▶ _Work to be completed_:
Gather all lines from the material that contain "保护的设备".

▶ _Data section_:
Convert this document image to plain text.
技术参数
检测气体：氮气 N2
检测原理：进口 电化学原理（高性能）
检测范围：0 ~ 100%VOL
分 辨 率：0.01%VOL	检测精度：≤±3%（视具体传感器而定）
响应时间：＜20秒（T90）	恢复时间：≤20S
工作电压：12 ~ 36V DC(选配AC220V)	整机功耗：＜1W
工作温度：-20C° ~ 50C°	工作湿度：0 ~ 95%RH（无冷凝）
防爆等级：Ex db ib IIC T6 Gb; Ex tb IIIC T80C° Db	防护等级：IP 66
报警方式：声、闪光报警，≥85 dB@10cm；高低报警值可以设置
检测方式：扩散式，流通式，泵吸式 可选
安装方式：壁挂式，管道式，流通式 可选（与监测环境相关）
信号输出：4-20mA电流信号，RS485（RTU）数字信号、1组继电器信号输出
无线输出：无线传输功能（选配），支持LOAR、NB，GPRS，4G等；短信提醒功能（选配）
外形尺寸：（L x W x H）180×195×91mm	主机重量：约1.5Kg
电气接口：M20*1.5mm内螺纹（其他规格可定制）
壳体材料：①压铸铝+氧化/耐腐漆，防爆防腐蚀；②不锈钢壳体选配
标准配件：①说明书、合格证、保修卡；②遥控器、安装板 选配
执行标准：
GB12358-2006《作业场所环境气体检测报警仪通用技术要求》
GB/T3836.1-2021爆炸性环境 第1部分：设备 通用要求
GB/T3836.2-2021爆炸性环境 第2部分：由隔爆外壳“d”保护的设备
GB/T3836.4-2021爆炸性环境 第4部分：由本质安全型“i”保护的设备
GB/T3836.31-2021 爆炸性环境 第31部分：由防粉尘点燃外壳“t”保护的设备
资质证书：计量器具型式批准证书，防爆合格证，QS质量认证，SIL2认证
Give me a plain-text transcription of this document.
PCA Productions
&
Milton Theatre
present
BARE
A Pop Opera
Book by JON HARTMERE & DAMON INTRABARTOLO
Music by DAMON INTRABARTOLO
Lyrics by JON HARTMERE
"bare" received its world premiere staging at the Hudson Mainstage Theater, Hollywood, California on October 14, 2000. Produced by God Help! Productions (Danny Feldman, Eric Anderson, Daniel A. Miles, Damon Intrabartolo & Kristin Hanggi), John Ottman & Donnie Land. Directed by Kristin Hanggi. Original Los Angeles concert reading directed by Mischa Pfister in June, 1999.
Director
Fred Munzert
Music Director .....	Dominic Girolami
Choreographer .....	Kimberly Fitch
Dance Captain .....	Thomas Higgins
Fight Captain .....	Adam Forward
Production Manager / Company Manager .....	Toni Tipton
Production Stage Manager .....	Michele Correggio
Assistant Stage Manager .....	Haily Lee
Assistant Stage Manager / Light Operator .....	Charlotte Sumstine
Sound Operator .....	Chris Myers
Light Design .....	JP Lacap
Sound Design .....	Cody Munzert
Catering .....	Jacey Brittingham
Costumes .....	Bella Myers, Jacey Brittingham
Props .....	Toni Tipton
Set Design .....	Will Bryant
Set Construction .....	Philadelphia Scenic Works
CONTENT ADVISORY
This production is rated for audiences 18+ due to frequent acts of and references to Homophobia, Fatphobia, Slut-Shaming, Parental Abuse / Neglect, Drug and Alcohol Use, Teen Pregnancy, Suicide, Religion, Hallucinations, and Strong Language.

▶ _Solution_:
GB/T3836.2-2021爆炸性环境 第2部分：由隔爆外壳“d”保护的设备
GB/T3836.4-2021爆炸性环境 第4部分：由本质安全型“i”保护的设备
GB/T3836.31-2021 爆炸性环境 第31部分：由防粉尘点燃外壳“t”保护的设备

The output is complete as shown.